* _Exercise requirements_: Copy the records from the first line up to and including the line with "- rod-image-area: Grip". Keep every character unchanged.

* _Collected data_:
****

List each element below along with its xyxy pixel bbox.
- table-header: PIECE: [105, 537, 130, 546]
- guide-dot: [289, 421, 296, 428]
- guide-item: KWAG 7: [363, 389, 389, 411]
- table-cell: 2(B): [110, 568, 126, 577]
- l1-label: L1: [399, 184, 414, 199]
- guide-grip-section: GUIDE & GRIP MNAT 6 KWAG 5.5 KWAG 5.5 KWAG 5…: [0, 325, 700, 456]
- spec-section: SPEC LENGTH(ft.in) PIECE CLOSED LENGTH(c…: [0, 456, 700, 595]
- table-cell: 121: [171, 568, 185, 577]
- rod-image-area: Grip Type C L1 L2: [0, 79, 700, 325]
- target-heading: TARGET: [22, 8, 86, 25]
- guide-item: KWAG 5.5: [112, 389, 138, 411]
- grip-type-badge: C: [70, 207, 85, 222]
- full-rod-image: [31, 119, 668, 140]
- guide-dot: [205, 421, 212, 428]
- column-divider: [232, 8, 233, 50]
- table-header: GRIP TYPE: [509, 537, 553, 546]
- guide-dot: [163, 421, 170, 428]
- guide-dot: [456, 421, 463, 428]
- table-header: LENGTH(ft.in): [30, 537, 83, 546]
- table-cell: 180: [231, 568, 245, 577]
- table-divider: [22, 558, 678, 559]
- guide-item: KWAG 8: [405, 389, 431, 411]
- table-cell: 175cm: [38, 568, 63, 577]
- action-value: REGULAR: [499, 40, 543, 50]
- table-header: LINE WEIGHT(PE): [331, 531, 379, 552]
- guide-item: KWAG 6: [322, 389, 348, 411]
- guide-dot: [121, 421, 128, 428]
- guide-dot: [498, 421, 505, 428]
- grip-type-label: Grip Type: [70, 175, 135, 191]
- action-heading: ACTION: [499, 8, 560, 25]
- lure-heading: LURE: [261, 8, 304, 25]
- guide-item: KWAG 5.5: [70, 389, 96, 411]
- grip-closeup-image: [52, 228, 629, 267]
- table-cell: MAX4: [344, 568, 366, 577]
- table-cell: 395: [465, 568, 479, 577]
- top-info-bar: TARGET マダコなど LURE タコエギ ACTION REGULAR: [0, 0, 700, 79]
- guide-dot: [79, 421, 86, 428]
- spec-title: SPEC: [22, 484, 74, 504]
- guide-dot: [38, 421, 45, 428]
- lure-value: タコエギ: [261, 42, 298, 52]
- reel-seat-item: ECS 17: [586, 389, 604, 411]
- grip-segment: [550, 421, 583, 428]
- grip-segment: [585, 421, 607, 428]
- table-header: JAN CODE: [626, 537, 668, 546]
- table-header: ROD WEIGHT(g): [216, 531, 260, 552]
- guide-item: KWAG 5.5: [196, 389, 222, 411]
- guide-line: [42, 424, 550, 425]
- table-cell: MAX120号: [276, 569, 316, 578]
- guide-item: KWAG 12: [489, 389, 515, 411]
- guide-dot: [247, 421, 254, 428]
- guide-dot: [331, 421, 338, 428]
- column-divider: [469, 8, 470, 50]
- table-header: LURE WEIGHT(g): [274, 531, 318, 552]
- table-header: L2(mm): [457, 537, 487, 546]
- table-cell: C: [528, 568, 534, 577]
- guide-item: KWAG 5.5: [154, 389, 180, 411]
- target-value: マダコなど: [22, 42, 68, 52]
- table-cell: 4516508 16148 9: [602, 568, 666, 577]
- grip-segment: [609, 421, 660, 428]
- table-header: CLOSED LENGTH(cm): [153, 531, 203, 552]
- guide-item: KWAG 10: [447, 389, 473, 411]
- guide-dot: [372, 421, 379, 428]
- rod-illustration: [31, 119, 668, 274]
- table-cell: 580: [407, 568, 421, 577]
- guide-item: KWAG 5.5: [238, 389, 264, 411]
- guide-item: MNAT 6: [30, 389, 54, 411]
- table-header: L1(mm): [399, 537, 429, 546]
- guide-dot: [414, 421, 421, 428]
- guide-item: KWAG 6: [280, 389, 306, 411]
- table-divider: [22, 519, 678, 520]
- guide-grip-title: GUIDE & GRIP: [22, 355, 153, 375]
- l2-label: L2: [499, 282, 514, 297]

****

* _The solution_:
List each element below along with its xyxy pixel bbox.
- table-header: PIECE: [105, 537, 130, 546]
- guide-dot: [289, 421, 296, 428]
- guide-item: KWAG 7: [363, 389, 389, 411]
- table-cell: 2(B): [110, 568, 126, 577]
- l1-label: L1: [399, 184, 414, 199]
- guide-grip-section: GUIDE & GRIP MNAT 6 KWAG 5.5 KWAG 5.5 KWAG 5…: [0, 325, 700, 456]
- spec-section: SPEC LENGTH(ft.in) PIECE CLOSED LENGTH(c…: [0, 456, 700, 595]
- table-cell: 121: [171, 568, 185, 577]
- rod-image-area: Grip Type C L1 L2: [0, 79, 700, 325]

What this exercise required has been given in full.